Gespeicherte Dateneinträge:
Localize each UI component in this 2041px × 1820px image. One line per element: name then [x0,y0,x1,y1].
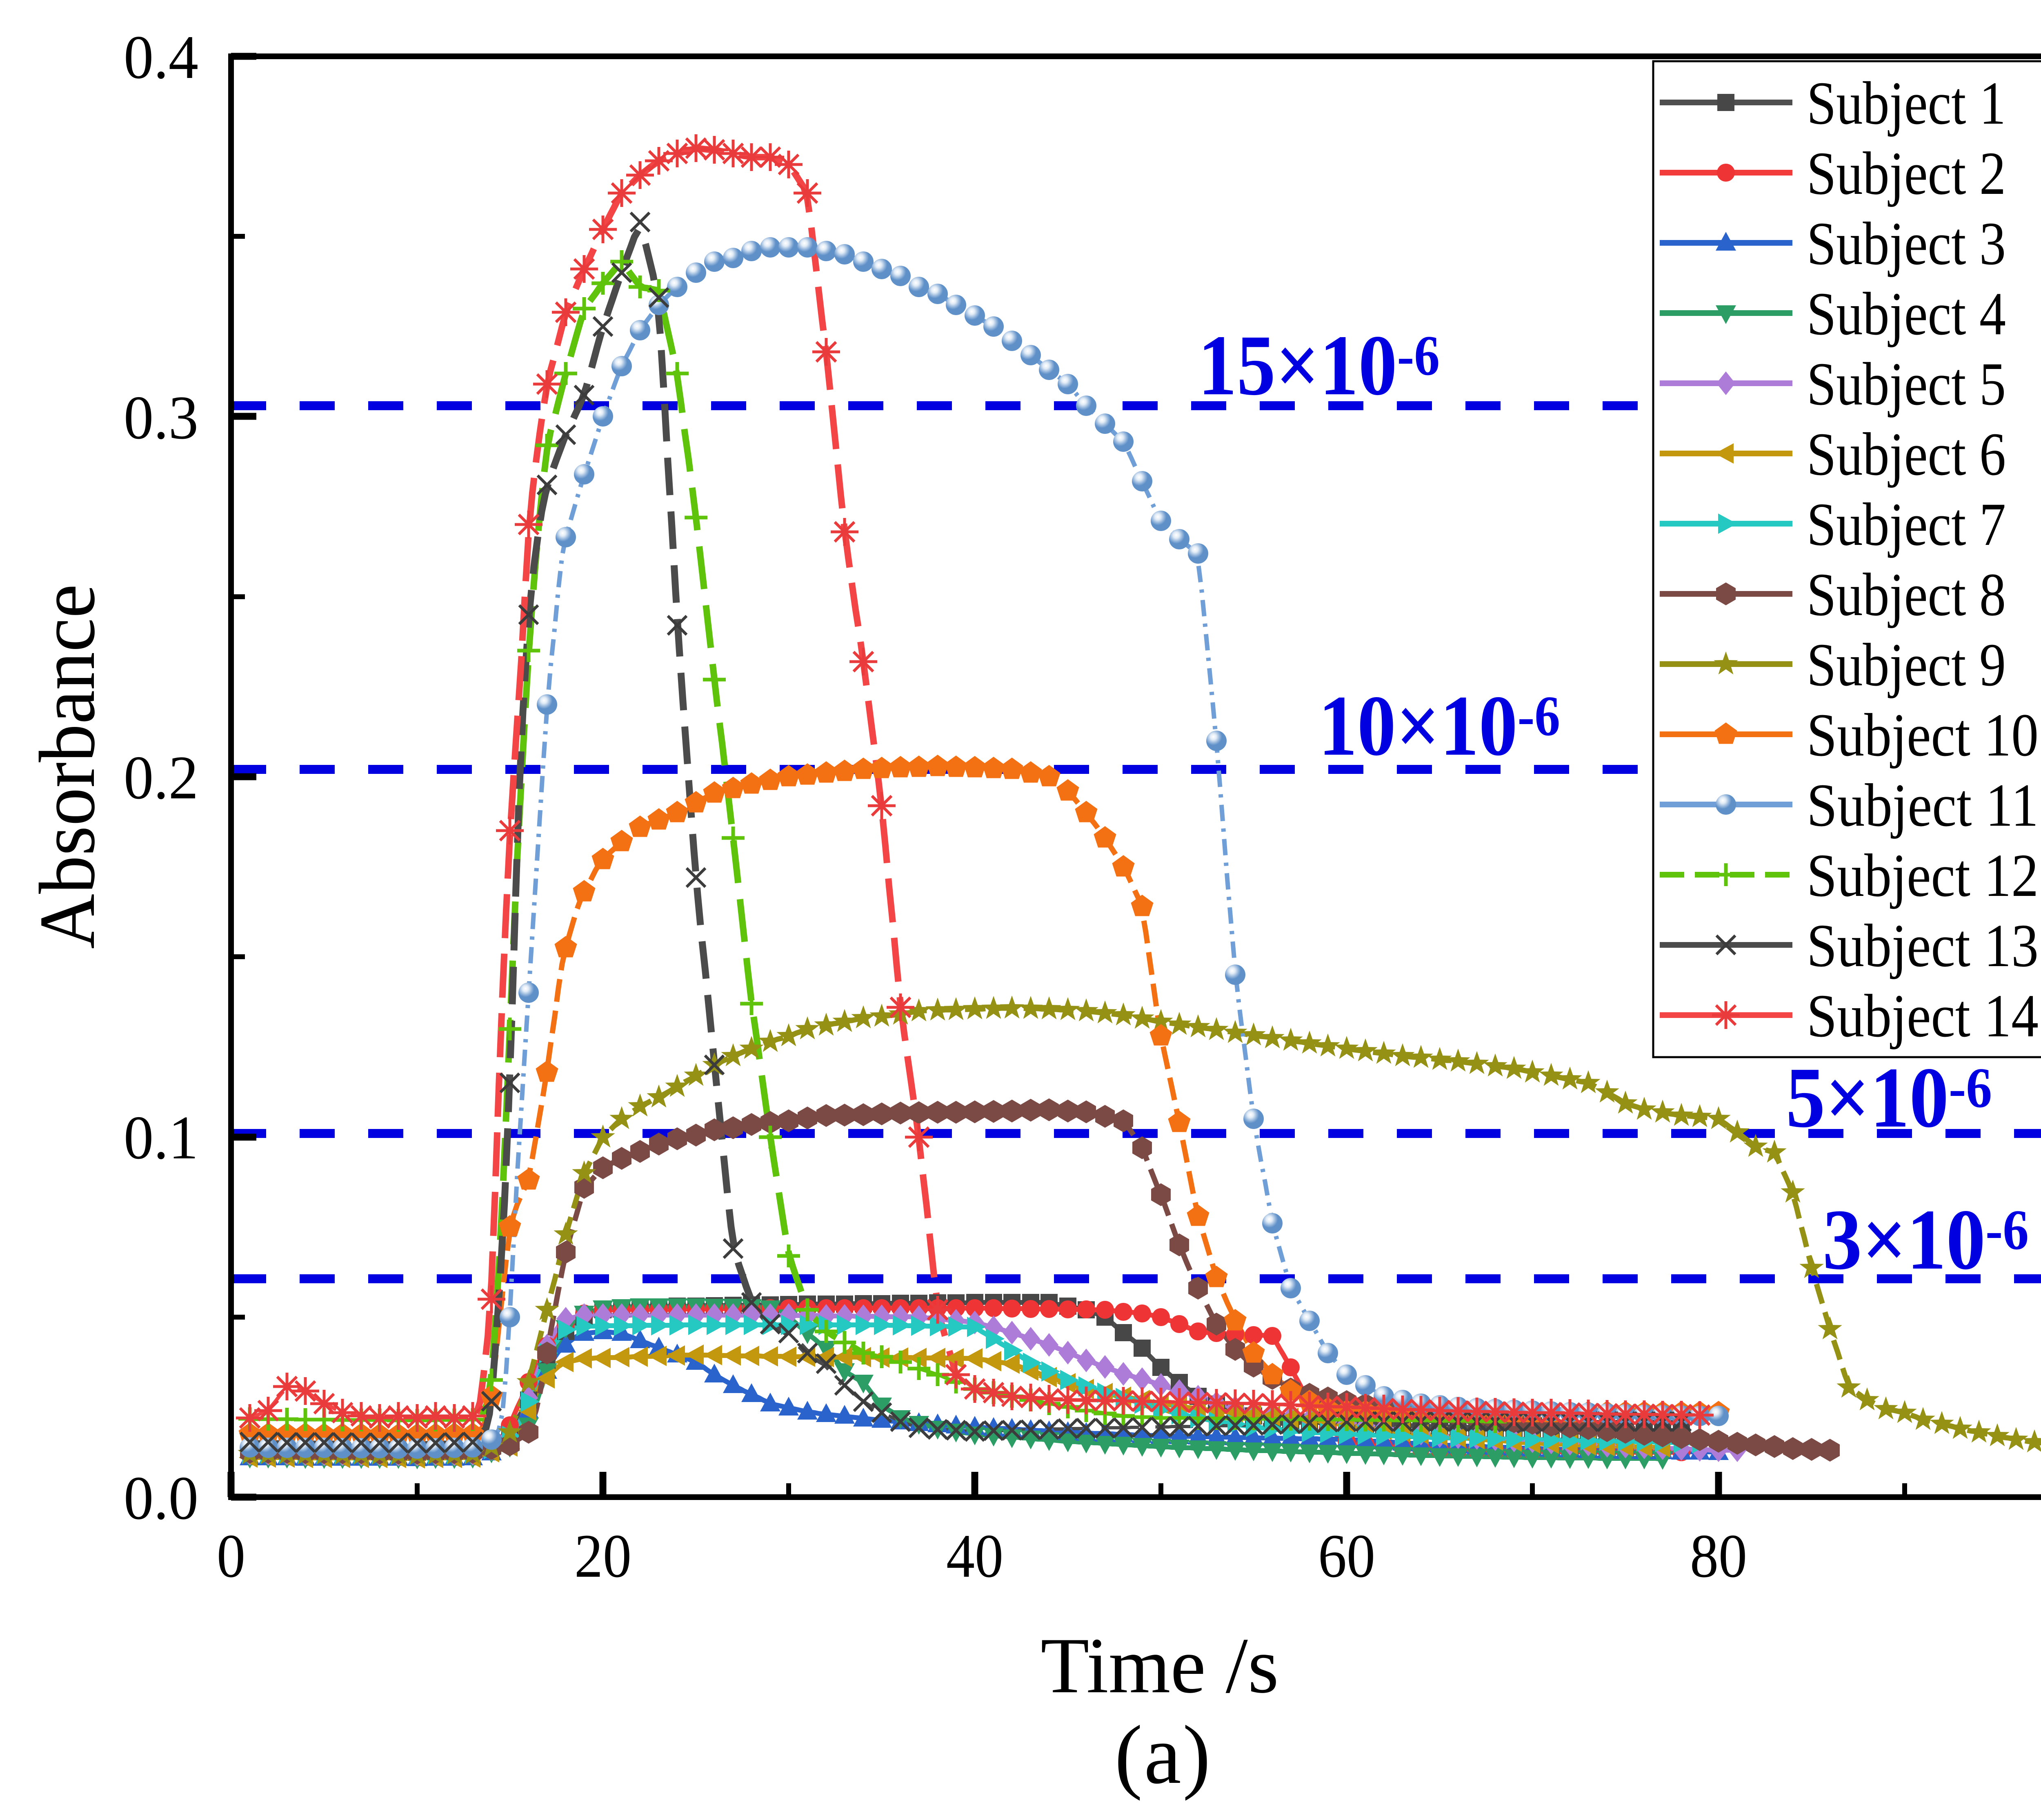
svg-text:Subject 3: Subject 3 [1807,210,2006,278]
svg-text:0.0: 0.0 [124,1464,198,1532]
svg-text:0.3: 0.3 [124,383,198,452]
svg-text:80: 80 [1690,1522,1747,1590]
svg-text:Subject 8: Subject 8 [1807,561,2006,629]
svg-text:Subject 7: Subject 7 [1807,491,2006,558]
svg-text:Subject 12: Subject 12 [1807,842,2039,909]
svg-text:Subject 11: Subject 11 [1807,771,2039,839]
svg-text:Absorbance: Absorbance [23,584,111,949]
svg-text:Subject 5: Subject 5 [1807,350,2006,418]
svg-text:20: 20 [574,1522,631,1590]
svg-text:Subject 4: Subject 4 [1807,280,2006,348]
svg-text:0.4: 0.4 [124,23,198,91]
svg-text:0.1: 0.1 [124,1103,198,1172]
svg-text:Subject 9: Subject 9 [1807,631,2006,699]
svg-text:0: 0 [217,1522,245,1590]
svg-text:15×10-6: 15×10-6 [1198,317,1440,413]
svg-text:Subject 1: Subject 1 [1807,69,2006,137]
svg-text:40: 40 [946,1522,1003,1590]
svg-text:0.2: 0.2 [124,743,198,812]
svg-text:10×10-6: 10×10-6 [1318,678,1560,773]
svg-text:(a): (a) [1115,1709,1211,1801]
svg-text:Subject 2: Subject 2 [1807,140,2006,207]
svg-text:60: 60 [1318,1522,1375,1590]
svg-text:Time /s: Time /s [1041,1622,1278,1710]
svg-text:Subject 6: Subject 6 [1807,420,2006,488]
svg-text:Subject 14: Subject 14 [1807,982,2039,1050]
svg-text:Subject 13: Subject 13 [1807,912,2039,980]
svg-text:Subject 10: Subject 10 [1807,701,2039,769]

• Zu erstellende Ausgabe:
Sämtliche Zeilen der obigen Daten zeichengetreu abschreiben und dabei die Bilder auslassen.

• Lösung:
Localize each UI component in this 2041px × 1820px image. One line per element: name then [x0,y0,x1,y1].
svg-text:Subject 3: Subject 3 [1807,210,2006,278]
svg-text:0.0: 0.0 [124,1464,198,1532]
svg-text:0.3: 0.3 [124,383,198,452]
svg-text:80: 80 [1690,1522,1747,1590]
svg-text:Subject 8: Subject 8 [1807,561,2006,629]
svg-text:Subject 7: Subject 7 [1807,491,2006,558]
svg-text:Subject 12: Subject 12 [1807,842,2039,909]
svg-text:Subject 11: Subject 11 [1807,771,2039,839]
svg-text:Absorbance: Absorbance [23,584,111,949]
svg-text:Subject 5: Subject 5 [1807,350,2006,418]
svg-text:20: 20 [574,1522,631,1590]
svg-text:Subject 4: Subject 4 [1807,280,2006,348]
svg-text:0.4: 0.4 [124,23,198,91]
svg-text:0.1: 0.1 [124,1103,198,1172]
svg-text:Subject 9: Subject 9 [1807,631,2006,699]
svg-text:0: 0 [217,1522,245,1590]
svg-text:15×10-6: 15×10-6 [1198,317,1440,413]
svg-text:Subject 1: Subject 1 [1807,69,2006,137]
svg-text:40: 40 [946,1522,1003,1590]
svg-text:0.2: 0.2 [124,743,198,812]
svg-text:10×10-6: 10×10-6 [1318,678,1560,773]
svg-text:(a): (a) [1115,1709,1211,1801]
svg-text:Subject 2: Subject 2 [1807,140,2006,207]
svg-text:60: 60 [1318,1522,1375,1590]
svg-text:Time /s: Time /s [1041,1622,1278,1710]
svg-text:Subject 6: Subject 6 [1807,420,2006,488]
svg-text:Subject 14: Subject 14 [1807,982,2039,1050]
svg-text:Subject 13: Subject 13 [1807,912,2039,980]
svg-text:Subject 10: Subject 10 [1807,701,2039,769]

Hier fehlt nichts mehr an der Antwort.